Check each line of the material below for "schedule", then copy the ones that contain it.

Extracted data entries:
........
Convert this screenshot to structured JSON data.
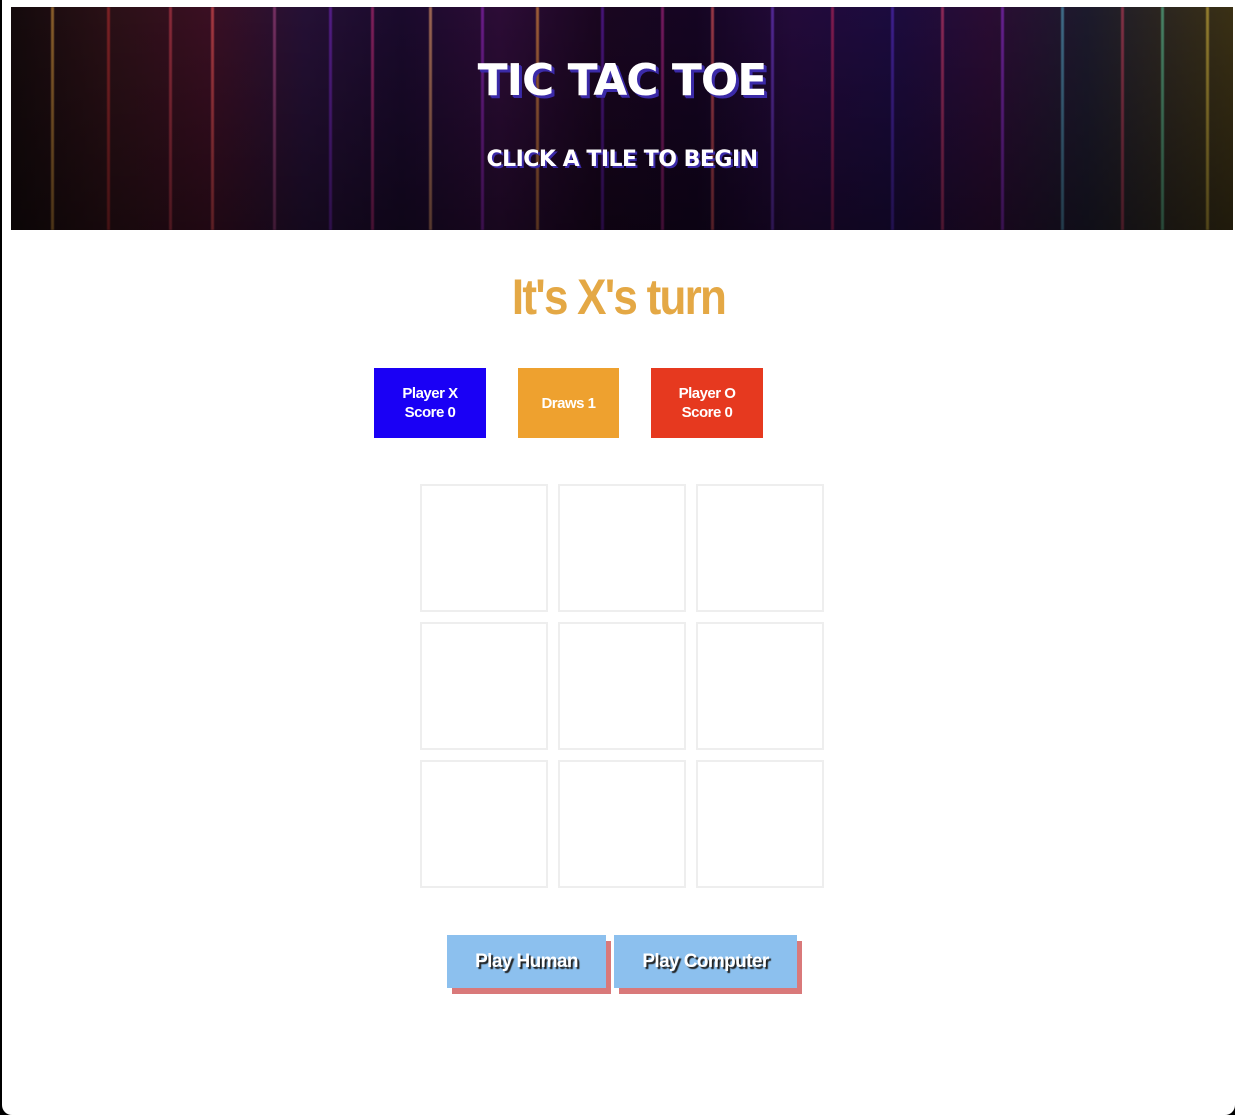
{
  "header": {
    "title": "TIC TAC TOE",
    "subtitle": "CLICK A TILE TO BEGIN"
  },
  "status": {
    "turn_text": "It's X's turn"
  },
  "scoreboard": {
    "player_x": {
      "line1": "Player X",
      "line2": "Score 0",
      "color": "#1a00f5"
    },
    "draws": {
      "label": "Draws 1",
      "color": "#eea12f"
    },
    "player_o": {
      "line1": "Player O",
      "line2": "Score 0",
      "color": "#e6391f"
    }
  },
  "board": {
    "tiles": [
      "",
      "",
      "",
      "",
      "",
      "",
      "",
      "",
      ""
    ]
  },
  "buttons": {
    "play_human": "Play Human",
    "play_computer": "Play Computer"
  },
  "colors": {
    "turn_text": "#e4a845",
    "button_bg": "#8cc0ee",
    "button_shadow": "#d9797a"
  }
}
........
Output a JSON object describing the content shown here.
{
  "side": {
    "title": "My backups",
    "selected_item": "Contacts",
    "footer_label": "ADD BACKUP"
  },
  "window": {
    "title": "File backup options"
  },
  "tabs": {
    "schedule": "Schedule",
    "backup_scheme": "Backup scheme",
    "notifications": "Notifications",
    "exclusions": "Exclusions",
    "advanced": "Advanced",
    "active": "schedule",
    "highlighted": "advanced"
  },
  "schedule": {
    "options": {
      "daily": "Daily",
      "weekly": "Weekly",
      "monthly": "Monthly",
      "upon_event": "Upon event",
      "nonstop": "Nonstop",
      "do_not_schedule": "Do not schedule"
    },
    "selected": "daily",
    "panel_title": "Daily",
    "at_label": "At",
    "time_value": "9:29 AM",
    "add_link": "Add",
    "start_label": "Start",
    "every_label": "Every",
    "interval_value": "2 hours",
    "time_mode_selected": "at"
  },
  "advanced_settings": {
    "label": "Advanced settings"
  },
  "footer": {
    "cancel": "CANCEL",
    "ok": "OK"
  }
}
........
**Correct response**
    "schedule": "Schedule",
    "active": "schedule",
  "schedule": {
      "do_not_schedule": "Do not schedule"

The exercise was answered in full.